▶ _Structured figure records_
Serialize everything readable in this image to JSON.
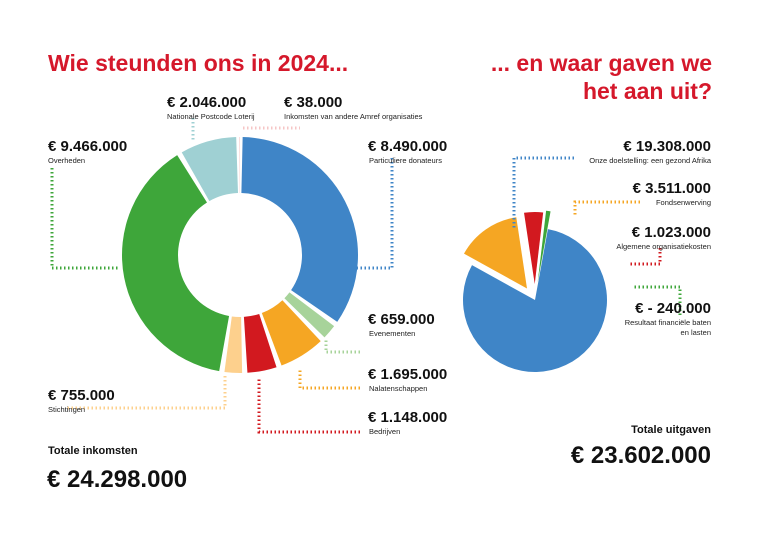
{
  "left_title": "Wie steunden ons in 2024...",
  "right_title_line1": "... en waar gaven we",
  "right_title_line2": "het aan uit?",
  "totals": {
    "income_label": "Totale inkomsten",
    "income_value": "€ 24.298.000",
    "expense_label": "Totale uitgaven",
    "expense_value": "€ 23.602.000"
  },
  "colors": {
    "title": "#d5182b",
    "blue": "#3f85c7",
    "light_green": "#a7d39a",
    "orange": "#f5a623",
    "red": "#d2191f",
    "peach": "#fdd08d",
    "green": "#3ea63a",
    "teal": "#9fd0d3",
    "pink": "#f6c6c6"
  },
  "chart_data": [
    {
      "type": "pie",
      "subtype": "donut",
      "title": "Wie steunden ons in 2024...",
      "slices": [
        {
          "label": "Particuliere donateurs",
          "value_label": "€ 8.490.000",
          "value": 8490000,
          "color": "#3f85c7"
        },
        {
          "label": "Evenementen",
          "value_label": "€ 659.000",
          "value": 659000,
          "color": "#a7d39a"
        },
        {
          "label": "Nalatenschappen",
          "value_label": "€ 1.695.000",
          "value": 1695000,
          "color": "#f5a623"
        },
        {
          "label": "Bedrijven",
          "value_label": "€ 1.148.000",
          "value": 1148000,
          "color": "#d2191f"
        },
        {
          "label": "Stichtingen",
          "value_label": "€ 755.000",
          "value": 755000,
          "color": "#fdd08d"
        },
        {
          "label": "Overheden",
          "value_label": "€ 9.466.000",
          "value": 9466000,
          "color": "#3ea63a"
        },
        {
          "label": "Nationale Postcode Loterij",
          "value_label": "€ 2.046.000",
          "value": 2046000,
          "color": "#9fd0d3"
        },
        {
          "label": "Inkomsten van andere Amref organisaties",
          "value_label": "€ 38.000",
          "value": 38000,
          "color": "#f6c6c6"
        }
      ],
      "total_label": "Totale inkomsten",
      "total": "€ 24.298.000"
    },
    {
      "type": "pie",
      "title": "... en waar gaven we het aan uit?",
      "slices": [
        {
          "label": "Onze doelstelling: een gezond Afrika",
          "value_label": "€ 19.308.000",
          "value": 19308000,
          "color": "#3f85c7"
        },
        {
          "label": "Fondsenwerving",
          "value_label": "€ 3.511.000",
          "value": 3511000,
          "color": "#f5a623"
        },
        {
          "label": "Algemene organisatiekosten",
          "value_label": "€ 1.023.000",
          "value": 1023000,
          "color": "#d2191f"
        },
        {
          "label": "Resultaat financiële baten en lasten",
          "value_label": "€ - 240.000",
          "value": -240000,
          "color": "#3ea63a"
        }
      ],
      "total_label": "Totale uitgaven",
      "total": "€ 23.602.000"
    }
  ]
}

▶ _What is asked_
Reproduce the listing word for word and omit its pictures.

▶ _Result of the exercise_
Serialize everything readable in this image to JSON.
{
  "left_title": "Wie steunden ons in 2024...",
  "right_title_line1": "... en waar gaven we",
  "right_title_line2": "het aan uit?",
  "totals": {
    "income_label": "Totale inkomsten",
    "income_value": "€ 24.298.000",
    "expense_label": "Totale uitgaven",
    "expense_value": "€ 23.602.000"
  },
  "colors": {
    "title": "#d5182b",
    "blue": "#3f85c7",
    "light_green": "#a7d39a",
    "orange": "#f5a623",
    "red": "#d2191f",
    "peach": "#fdd08d",
    "green": "#3ea63a",
    "teal": "#9fd0d3",
    "pink": "#f6c6c6"
  },
  "chart_data": [
    {
      "type": "pie",
      "subtype": "donut",
      "title": "Wie steunden ons in 2024...",
      "slices": [
        {
          "label": "Particuliere donateurs",
          "value_label": "€ 8.490.000",
          "value": 8490000,
          "color": "#3f85c7"
        },
        {
          "label": "Evenementen",
          "value_label": "€ 659.000",
          "value": 659000,
          "color": "#a7d39a"
        },
        {
          "label": "Nalatenschappen",
          "value_label": "€ 1.695.000",
          "value": 1695000,
          "color": "#f5a623"
        },
        {
          "label": "Bedrijven",
          "value_label": "€ 1.148.000",
          "value": 1148000,
          "color": "#d2191f"
        },
        {
          "label": "Stichtingen",
          "value_label": "€ 755.000",
          "value": 755000,
          "color": "#fdd08d"
        },
        {
          "label": "Overheden",
          "value_label": "€ 9.466.000",
          "value": 9466000,
          "color": "#3ea63a"
        },
        {
          "label": "Nationale Postcode Loterij",
          "value_label": "€ 2.046.000",
          "value": 2046000,
          "color": "#9fd0d3"
        },
        {
          "label": "Inkomsten van andere Amref organisaties",
          "value_label": "€ 38.000",
          "value": 38000,
          "color": "#f6c6c6"
        }
      ],
      "total_label": "Totale inkomsten",
      "total": "€ 24.298.000"
    },
    {
      "type": "pie",
      "title": "... en waar gaven we het aan uit?",
      "slices": [
        {
          "label": "Onze doelstelling: een gezond Afrika",
          "value_label": "€ 19.308.000",
          "value": 19308000,
          "color": "#3f85c7"
        },
        {
          "label": "Fondsenwerving",
          "value_label": "€ 3.511.000",
          "value": 3511000,
          "color": "#f5a623"
        },
        {
          "label": "Algemene organisatiekosten",
          "value_label": "€ 1.023.000",
          "value": 1023000,
          "color": "#d2191f"
        },
        {
          "label": "Resultaat financiële baten en lasten",
          "value_label": "€ - 240.000",
          "value": -240000,
          "color": "#3ea63a"
        }
      ],
      "total_label": "Totale uitgaven",
      "total": "€ 23.602.000"
    }
  ]
}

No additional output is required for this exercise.